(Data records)
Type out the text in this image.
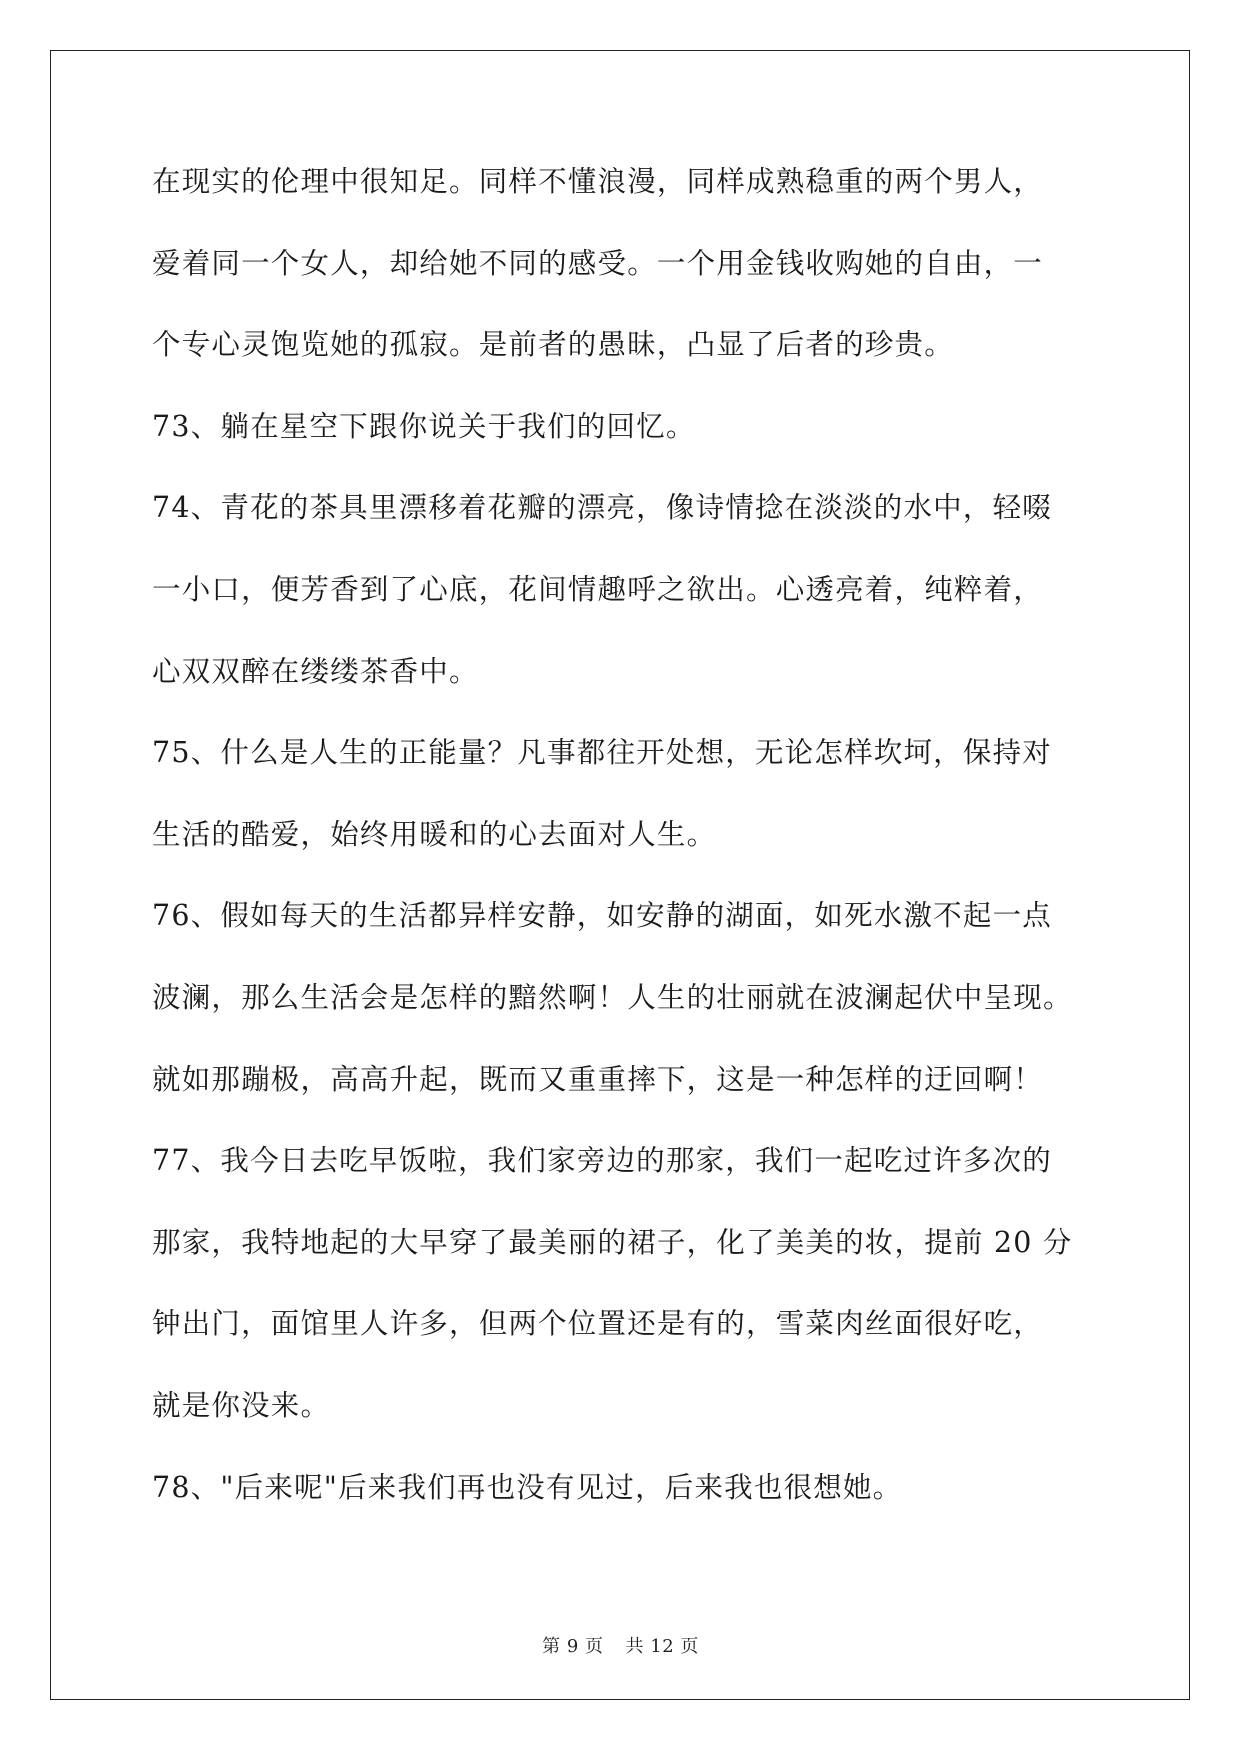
在现实的伦理中很知足。同样不懂浪漫，同样成熟稳重的两个男人，
爱着同一个女人，却给她不同的感受。一个用金钱收购她的自由，一
个专心灵饱览她的孤寂。是前者的愚昧，凸显了后者的珍贵。
73、躺在星空下跟你说关于我们的回忆。
74、青花的茶具里漂移着花瓣的漂亮，像诗情捻在淡淡的水中，轻啜
一小口，便芳香到了心底，花间情趣呼之欲出。心透亮着，纯粹着，
心双双醉在缕缕茶香中。
75、什么是人生的正能量？凡事都往开处想，无论怎样坎坷，保持对
生活的酷爱，始终用暖和的心去面对人生。
76、假如每天的生活都异样安静，如安静的湖面，如死水激不起一点
波澜，那么生活会是怎样的黯然啊！人生的壮丽就在波澜起伏中呈现。
就如那蹦极，高高升起，既而又重重摔下，这是一种怎样的迂回啊！
77、我今日去吃早饭啦，我们家旁边的那家，我们一起吃过许多次的
那家，我特地起的大早穿了最美丽的裙子，化了美美的妆，提前 20 分
钟出门，面馆里人许多，但两个位置还是有的，雪菜肉丝面很好吃，
就是你没来。
78、"后来呢"后来我们再也没有见过，后来我也很想她。
第 9 页 共 12 页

▶ [SHORT TASK]:
Return each line from the material above exactly, but not the pictures.

▶ [WRITTEN RESPONSE]:
Type out the text in this image.
在现实的伦理中很知足。同样不懂浪漫，同样成熟稳重的两个男人，
爱着同一个女人，却给她不同的感受。一个用金钱收购她的自由，一
个专心灵饱览她的孤寂。是前者的愚昧，凸显了后者的珍贵。
73、躺在星空下跟你说关于我们的回忆。
74、青花的茶具里漂移着花瓣的漂亮，像诗情捻在淡淡的水中，轻啜
一小口，便芳香到了心底，花间情趣呼之欲出。心透亮着，纯粹着，
心双双醉在缕缕茶香中。
75、什么是人生的正能量？凡事都往开处想，无论怎样坎坷，保持对
生活的酷爱，始终用暖和的心去面对人生。
76、假如每天的生活都异样安静，如安静的湖面，如死水激不起一点
波澜，那么生活会是怎样的黯然啊！人生的壮丽就在波澜起伏中呈现。
就如那蹦极，高高升起，既而又重重摔下，这是一种怎样的迂回啊！
77、我今日去吃早饭啦，我们家旁边的那家，我们一起吃过许多次的
那家，我特地起的大早穿了最美丽的裙子，化了美美的妆，提前 20 分
钟出门，面馆里人许多，但两个位置还是有的，雪菜肉丝面很好吃，
就是你没来。
78、"后来呢"后来我们再也没有见过，后来我也很想她。
第 9 页 共 12 页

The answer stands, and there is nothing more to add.